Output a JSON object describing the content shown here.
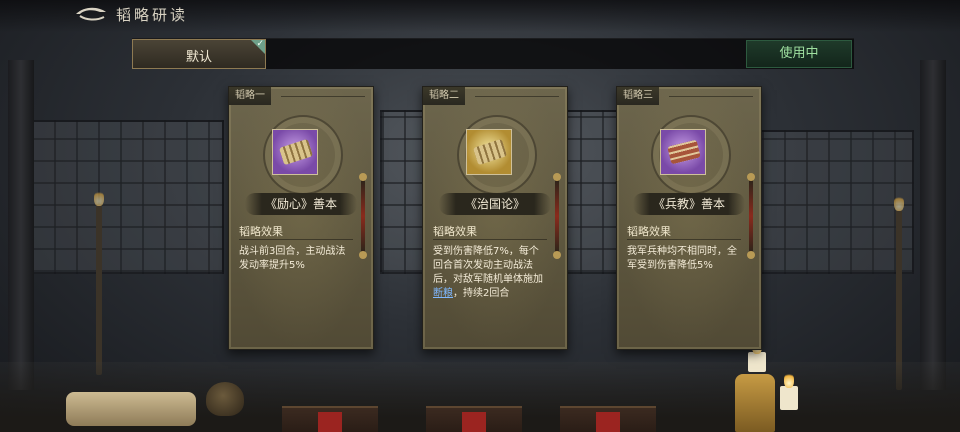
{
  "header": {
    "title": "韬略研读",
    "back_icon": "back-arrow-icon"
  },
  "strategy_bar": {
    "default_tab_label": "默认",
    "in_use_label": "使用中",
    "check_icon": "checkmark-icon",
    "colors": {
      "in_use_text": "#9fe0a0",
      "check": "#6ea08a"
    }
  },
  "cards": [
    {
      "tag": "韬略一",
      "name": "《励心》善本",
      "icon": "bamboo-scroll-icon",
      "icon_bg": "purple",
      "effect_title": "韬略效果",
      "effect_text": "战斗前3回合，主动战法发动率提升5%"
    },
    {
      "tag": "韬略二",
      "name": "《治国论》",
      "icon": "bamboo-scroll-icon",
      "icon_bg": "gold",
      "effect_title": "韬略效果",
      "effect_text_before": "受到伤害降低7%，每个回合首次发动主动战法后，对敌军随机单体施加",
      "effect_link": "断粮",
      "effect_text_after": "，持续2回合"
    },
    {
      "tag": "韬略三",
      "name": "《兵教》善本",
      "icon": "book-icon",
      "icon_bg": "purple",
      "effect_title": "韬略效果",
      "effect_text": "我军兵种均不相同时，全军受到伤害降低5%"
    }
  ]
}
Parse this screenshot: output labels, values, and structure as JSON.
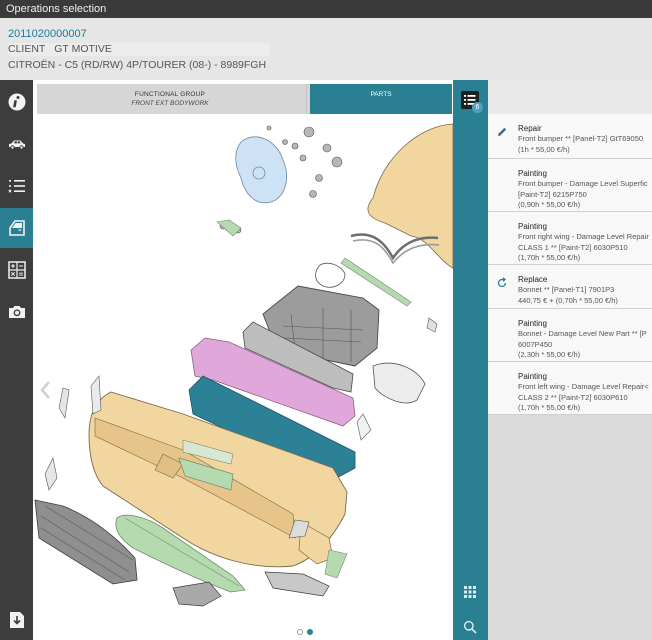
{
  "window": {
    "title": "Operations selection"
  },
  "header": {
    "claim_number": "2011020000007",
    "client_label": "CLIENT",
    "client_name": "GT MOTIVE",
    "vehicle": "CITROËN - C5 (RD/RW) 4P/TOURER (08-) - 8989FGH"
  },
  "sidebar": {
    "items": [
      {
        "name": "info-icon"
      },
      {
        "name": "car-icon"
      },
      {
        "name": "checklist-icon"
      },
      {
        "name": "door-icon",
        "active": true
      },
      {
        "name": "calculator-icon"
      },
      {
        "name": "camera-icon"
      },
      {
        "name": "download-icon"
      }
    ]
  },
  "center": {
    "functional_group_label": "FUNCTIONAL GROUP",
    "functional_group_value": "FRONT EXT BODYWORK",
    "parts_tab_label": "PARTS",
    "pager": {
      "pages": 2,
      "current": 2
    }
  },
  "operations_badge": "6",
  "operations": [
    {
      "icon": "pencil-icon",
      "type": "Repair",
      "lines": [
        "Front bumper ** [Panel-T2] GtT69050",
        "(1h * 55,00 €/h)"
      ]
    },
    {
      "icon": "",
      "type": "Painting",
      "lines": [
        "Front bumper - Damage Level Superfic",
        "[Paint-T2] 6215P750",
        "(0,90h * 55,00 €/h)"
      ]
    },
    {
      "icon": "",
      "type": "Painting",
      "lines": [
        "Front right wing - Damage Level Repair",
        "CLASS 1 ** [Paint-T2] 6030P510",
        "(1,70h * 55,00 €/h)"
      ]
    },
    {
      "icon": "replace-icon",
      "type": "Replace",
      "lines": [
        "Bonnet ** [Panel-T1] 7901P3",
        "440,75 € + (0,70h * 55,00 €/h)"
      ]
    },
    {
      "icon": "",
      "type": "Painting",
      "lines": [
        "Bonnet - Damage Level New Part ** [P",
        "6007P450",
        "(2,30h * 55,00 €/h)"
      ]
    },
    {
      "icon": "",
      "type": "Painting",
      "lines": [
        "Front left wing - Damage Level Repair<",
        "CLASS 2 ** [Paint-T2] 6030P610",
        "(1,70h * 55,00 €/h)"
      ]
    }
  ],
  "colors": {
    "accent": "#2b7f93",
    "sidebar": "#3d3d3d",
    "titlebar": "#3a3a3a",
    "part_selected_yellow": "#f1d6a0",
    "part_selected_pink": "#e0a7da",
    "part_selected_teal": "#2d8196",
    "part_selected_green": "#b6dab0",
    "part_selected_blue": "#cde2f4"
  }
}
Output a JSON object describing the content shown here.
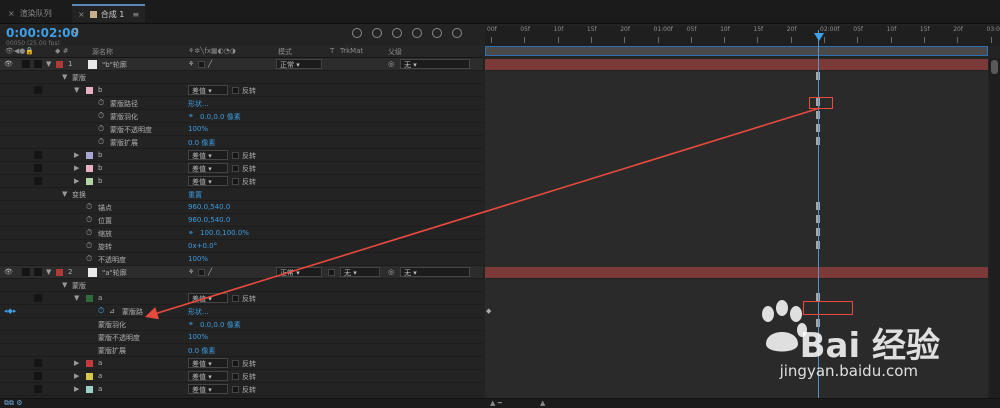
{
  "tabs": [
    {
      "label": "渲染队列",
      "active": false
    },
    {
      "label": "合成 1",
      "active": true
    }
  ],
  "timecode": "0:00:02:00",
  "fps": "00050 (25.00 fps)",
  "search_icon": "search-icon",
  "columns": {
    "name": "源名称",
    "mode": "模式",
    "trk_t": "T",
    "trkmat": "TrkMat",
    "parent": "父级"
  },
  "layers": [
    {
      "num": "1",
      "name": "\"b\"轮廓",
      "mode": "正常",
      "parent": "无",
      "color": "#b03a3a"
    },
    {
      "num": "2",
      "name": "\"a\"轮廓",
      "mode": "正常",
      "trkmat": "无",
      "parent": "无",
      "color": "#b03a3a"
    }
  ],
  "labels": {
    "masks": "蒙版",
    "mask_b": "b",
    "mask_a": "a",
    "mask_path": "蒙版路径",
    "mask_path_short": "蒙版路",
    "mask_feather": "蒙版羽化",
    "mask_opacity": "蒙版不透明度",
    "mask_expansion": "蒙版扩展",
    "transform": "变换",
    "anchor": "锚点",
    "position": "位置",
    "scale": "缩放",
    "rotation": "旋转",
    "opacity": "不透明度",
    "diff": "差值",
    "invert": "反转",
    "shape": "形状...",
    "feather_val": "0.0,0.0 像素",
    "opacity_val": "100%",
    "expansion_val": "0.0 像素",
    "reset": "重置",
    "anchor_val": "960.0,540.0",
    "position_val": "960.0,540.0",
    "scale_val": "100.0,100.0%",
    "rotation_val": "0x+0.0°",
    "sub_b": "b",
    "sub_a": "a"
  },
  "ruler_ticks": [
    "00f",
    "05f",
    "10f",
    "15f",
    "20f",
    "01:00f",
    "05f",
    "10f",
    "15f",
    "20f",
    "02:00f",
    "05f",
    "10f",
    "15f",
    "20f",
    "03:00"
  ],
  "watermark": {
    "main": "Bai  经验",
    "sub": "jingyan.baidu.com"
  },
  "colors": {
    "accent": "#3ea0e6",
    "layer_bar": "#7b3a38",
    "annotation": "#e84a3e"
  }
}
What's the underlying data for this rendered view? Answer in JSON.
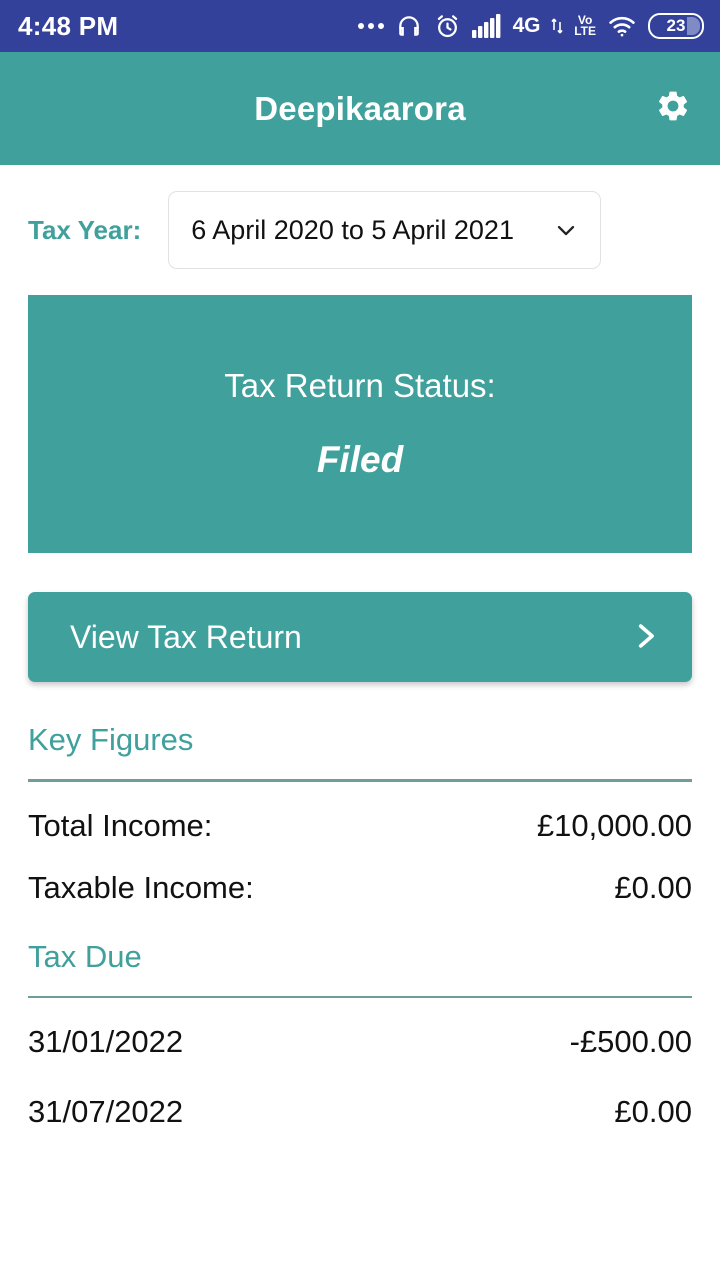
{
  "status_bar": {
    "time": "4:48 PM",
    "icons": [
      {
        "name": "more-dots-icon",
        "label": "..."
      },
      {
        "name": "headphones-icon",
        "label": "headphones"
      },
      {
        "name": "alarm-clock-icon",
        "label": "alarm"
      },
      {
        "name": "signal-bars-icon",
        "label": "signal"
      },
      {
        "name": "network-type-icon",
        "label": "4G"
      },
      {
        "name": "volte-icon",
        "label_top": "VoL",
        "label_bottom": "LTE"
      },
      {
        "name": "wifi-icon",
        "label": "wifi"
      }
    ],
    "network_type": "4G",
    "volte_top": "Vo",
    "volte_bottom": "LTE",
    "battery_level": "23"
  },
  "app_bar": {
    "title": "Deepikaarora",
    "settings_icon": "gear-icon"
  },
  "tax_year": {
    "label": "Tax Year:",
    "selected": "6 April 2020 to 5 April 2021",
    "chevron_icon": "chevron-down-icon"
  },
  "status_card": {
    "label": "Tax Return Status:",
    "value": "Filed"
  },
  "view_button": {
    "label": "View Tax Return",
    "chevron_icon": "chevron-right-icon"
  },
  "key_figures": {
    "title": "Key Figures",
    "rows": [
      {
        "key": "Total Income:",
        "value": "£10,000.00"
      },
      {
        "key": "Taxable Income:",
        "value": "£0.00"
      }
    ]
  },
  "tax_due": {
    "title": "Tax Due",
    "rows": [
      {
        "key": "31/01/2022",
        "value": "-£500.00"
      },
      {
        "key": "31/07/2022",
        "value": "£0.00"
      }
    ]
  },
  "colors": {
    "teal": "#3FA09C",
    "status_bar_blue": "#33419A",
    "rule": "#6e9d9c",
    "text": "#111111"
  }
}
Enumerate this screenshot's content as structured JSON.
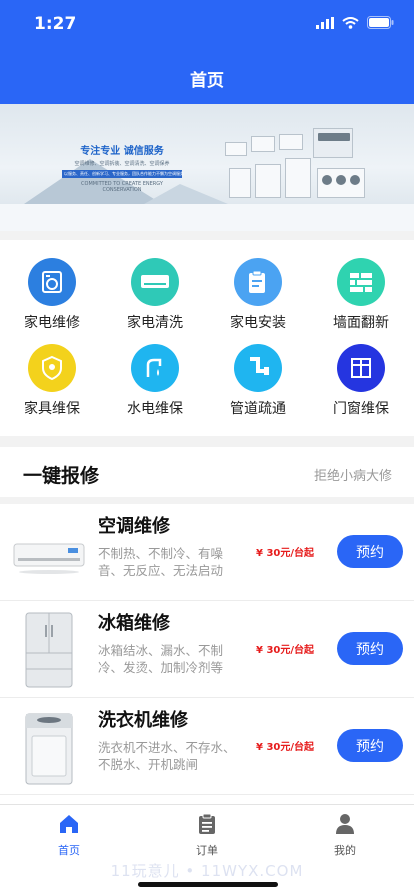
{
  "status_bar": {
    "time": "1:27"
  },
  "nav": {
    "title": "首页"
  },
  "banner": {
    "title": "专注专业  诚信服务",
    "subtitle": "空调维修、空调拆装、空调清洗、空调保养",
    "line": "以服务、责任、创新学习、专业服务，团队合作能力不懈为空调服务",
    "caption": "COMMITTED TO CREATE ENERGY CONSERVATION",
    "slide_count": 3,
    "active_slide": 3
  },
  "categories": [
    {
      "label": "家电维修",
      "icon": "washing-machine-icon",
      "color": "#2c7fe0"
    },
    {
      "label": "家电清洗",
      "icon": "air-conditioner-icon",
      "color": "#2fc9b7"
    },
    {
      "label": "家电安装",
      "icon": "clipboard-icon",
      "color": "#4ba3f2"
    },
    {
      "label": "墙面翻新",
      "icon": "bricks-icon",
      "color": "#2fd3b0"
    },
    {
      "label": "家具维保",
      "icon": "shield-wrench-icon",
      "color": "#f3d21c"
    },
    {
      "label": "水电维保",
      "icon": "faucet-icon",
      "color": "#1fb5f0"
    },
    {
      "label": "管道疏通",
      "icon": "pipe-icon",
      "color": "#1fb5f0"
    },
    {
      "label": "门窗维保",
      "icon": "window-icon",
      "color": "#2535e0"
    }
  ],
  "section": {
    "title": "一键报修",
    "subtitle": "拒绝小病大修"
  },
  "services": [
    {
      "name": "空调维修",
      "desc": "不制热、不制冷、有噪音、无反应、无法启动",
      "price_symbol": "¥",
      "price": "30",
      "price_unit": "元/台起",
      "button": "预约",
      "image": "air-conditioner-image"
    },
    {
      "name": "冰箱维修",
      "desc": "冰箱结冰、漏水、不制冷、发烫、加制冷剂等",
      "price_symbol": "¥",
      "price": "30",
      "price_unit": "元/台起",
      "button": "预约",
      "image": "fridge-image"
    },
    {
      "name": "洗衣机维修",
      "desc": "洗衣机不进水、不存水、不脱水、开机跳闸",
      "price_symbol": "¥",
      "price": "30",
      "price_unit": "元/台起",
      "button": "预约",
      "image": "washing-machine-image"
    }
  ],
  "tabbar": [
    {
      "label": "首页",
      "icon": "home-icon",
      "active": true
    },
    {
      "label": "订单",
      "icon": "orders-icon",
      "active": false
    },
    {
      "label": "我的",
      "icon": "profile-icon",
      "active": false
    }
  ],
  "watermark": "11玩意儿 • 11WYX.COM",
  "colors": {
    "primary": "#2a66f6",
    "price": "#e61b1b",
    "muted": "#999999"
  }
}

**Instructions for the task**
Wherever "Damage" shows up in a line, copy that line.

**Correct response**
        "Front bumper - Damage Level Superfic",
        "Front right wing - Damage Level Repair",
        "Bonnet - Damage Level New Part ** [P",
        "Front left wing - Damage Level Repair<",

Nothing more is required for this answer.